>> Begin Stored data

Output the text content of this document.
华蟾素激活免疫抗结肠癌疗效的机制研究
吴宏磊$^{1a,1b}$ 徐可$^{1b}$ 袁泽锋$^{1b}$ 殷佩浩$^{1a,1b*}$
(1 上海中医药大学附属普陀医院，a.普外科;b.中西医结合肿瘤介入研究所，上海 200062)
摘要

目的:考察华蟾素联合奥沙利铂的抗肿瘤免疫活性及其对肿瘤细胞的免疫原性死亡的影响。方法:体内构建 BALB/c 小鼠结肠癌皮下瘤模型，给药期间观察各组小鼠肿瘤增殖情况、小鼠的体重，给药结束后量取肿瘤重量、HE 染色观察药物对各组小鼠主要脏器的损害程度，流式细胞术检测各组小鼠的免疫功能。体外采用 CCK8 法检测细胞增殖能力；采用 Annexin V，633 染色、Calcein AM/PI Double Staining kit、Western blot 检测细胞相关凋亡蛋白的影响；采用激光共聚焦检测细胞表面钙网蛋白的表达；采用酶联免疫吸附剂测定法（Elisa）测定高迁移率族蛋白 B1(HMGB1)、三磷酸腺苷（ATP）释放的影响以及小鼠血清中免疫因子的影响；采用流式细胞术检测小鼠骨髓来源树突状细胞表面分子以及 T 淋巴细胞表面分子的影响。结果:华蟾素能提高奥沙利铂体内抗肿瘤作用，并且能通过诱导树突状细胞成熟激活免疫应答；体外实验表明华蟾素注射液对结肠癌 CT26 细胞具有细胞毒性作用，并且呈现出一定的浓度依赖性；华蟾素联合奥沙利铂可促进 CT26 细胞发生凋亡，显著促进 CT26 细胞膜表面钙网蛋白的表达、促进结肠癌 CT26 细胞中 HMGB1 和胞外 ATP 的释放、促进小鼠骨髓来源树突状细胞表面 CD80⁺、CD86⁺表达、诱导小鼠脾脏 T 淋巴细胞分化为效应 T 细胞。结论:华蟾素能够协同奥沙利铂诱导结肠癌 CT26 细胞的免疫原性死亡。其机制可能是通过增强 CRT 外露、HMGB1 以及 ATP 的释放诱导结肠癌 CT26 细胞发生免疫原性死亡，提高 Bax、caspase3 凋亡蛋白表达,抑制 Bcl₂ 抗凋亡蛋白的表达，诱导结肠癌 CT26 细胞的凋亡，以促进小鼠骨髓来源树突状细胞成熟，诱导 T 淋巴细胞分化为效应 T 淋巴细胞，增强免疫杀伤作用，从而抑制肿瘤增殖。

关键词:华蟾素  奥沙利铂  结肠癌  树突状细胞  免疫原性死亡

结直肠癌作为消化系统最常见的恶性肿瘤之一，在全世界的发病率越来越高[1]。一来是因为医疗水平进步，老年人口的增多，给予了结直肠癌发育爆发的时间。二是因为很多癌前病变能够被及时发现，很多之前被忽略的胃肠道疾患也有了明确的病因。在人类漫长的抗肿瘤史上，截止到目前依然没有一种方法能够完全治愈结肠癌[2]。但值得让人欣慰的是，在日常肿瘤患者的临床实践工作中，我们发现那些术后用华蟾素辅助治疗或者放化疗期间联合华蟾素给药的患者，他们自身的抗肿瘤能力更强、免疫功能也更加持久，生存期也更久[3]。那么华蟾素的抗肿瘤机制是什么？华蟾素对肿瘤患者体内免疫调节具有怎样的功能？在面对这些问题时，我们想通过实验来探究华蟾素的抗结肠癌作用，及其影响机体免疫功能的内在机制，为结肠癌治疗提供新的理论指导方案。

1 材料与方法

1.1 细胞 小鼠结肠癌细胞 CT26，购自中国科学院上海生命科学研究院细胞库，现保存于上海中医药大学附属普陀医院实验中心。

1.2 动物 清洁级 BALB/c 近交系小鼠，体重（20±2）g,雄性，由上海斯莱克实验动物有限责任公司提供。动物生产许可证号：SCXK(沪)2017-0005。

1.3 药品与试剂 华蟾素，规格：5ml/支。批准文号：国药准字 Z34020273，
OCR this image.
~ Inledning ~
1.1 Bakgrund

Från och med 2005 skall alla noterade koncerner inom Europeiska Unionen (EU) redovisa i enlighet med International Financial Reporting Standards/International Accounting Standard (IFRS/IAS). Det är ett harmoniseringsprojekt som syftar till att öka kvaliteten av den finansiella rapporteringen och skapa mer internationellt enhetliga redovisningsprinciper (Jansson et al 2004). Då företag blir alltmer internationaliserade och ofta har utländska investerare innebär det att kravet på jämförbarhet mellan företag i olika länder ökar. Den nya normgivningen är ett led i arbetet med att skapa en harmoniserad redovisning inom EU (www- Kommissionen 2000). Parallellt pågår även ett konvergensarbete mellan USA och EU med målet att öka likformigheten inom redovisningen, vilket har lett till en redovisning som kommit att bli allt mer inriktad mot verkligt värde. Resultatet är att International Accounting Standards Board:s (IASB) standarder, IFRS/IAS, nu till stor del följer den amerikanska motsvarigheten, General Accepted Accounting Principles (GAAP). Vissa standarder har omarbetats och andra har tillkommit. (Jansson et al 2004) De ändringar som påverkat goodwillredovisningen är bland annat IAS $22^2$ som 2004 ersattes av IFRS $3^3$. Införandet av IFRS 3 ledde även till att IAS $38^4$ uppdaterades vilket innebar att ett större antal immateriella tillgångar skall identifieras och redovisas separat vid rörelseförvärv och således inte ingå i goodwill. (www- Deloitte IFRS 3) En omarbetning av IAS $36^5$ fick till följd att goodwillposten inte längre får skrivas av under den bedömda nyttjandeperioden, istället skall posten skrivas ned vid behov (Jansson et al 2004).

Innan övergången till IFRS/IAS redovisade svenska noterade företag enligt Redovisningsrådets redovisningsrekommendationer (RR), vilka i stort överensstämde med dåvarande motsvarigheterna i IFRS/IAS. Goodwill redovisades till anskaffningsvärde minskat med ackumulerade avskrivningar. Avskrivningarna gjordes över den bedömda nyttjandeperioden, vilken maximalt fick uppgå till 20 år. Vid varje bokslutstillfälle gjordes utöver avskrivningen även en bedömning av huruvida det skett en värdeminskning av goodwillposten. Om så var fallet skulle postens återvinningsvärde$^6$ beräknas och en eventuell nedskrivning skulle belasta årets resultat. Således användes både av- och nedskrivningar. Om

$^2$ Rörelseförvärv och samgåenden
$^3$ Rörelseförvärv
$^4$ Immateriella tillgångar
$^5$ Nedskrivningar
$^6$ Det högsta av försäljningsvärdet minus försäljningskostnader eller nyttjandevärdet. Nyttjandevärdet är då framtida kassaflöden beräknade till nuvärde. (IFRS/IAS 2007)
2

>> End Stored data

What to do: All records above must be set down exactly, please.

Solution to this task:
Output the text content of this document.
华蟾素激活免疫抗结肠癌疗效的机制研究
吴宏磊$^{1a,1b}$ 徐可$^{1b}$ 袁泽锋$^{1b}$ 殷佩浩$^{1a,1b*}$
(1 上海中医药大学附属普陀医院，a.普外科;b.中西医结合肿瘤介入研究所，上海 200062)
摘要

目的:考察华蟾素联合奥沙利铂的抗肿瘤免疫活性及其对肿瘤细胞的免疫原性死亡的影响。方法:体内构建 BALB/c 小鼠结肠癌皮下瘤模型，给药期间观察各组小鼠肿瘤增殖情况、小鼠的体重，给药结束后量取肿瘤重量、HE 染色观察药物对各组小鼠主要脏器的损害程度，流式细胞术检测各组小鼠的免疫功能。体外采用 CCK8 法检测细胞增殖能力；采用 Annexin V，633 染色、Calcein AM/PI Double Staining kit、Western blot 检测细胞相关凋亡蛋白的影响；采用激光共聚焦检测细胞表面钙网蛋白的表达；采用酶联免疫吸附剂测定法（Elisa）测定高迁移率族蛋白 B1(HMGB1)、三磷酸腺苷（ATP）释放的影响以及小鼠血清中免疫因子的影响；采用流式细胞术检测小鼠骨髓来源树突状细胞表面分子以及 T 淋巴细胞表面分子的影响。结果:华蟾素能提高奥沙利铂体内抗肿瘤作用，并且能通过诱导树突状细胞成熟激活免疫应答；体外实验表明华蟾素注射液对结肠癌 CT26 细胞具有细胞毒性作用，并且呈现出一定的浓度依赖性；华蟾素联合奥沙利铂可促进 CT26 细胞发生凋亡，显著促进 CT26 细胞膜表面钙网蛋白的表达、促进结肠癌 CT26 细胞中 HMGB1 和胞外 ATP 的释放、促进小鼠骨髓来源树突状细胞表面 CD80⁺、CD86⁺表达、诱导小鼠脾脏 T 淋巴细胞分化为效应 T 细胞。结论:华蟾素能够协同奥沙利铂诱导结肠癌 CT26 细胞的免疫原性死亡。其机制可能是通过增强 CRT 外露、HMGB1 以及 ATP 的释放诱导结肠癌 CT26 细胞发生免疫原性死亡，提高 Bax、caspase3 凋亡蛋白表达,抑制 Bcl₂ 抗凋亡蛋白的表达，诱导结肠癌 CT26 细胞的凋亡，以促进小鼠骨髓来源树突状细胞成熟，诱导 T 淋巴细胞分化为效应 T 淋巴细胞，增强免疫杀伤作用，从而抑制肿瘤增殖。

关键词:华蟾素  奥沙利铂  结肠癌  树突状细胞  免疫原性死亡

结直肠癌作为消化系统最常见的恶性肿瘤之一，在全世界的发病率越来越高[1]。一来是因为医疗水平进步，老年人口的增多，给予了结直肠癌发育爆发的时间。二是因为很多癌前病变能够被及时发现，很多之前被忽略的胃肠道疾患也有了明确的病因。在人类漫长的抗肿瘤史上，截止到目前依然没有一种方法能够完全治愈结肠癌[2]。但值得让人欣慰的是，在日常肿瘤患者的临床实践工作中，我们发现那些术后用华蟾素辅助治疗或者放化疗期间联合华蟾素给药的患者，他们自身的抗肿瘤能力更强、免疫功能也更加持久，生存期也更久[3]。那么华蟾素的抗肿瘤机制是什么？华蟾素对肿瘤患者体内免疫调节具有怎样的功能？在面对这些问题时，我们想通过实验来探究华蟾素的抗结肠癌作用，及其影响机体免疫功能的内在机制，为结肠癌治疗提供新的理论指导方案。

1 材料与方法

1.1 细胞 小鼠结肠癌细胞 CT26，购自中国科学院上海生命科学研究院细胞库，现保存于上海中医药大学附属普陀医院实验中心。

1.2 动物 清洁级 BALB/c 近交系小鼠，体重（20±2）g,雄性，由上海斯莱克实验动物有限责任公司提供。动物生产许可证号：SCXK(沪)2017-0005。

1.3 药品与试剂 华蟾素，规格：5ml/支。批准文号：国药准字 Z34020273，
OCR this image.
~ Inledning ~
1.1 Bakgrund

Från och med 2005 skall alla noterade koncerner inom Europeiska Unionen (EU) redovisa i enlighet med International Financial Reporting Standards/International Accounting Standard (IFRS/IAS). Det är ett harmoniseringsprojekt som syftar till att öka kvaliteten av den finansiella rapporteringen och skapa mer internationellt enhetliga redovisningsprinciper (Jansson et al 2004). Då företag blir alltmer internationaliserade och ofta har utländska investerare innebär det att kravet på jämförbarhet mellan företag i olika länder ökar. Den nya normgivningen är ett led i arbetet med att skapa en harmoniserad redovisning inom EU (www- Kommissionen 2000). Parallellt pågår även ett konvergensarbete mellan USA och EU med målet att öka likformigheten inom redovisningen, vilket har lett till en redovisning som kommit att bli allt mer inriktad mot verkligt värde. Resultatet är att International Accounting Standards Board:s (IASB) standarder, IFRS/IAS, nu till stor del följer den amerikanska motsvarigheten, General Accepted Accounting Principles (GAAP). Vissa standarder har omarbetats och andra har tillkommit. (Jansson et al 2004) De ändringar som påverkat goodwillredovisningen är bland annat IAS $22^2$ som 2004 ersattes av IFRS $3^3$. Införandet av IFRS 3 ledde även till att IAS $38^4$ uppdaterades vilket innebar att ett större antal immateriella tillgångar skall identifieras och redovisas separat vid rörelseförvärv och således inte ingå i goodwill. (www- Deloitte IFRS 3) En omarbetning av IAS $36^5$ fick till följd att goodwillposten inte längre får skrivas av under den bedömda nyttjandeperioden, istället skall posten skrivas ned vid behov (Jansson et al 2004).

Innan övergången till IFRS/IAS redovisade svenska noterade företag enligt Redovisningsrådets redovisningsrekommendationer (RR), vilka i stort överensstämde med dåvarande motsvarigheterna i IFRS/IAS. Goodwill redovisades till anskaffningsvärde minskat med ackumulerade avskrivningar. Avskrivningarna gjordes över den bedömda nyttjandeperioden, vilken maximalt fick uppgå till 20 år. Vid varje bokslutstillfälle gjordes utöver avskrivningen även en bedömning av huruvida det skett en värdeminskning av goodwillposten. Om så var fallet skulle postens återvinningsvärde$^6$ beräknas och en eventuell nedskrivning skulle belasta årets resultat. Således användes både av- och nedskrivningar. Om

$^2$ Rörelseförvärv och samgåenden
$^3$ Rörelseförvärv
$^4$ Immateriella tillgångar
$^5$ Nedskrivningar
$^6$ Det högsta av försäljningsvärdet minus försäljningskostnader eller nyttjandevärdet. Nyttjandevärdet är då framtida kassaflöden beräknade till nuvärde. (IFRS/IAS 2007)
2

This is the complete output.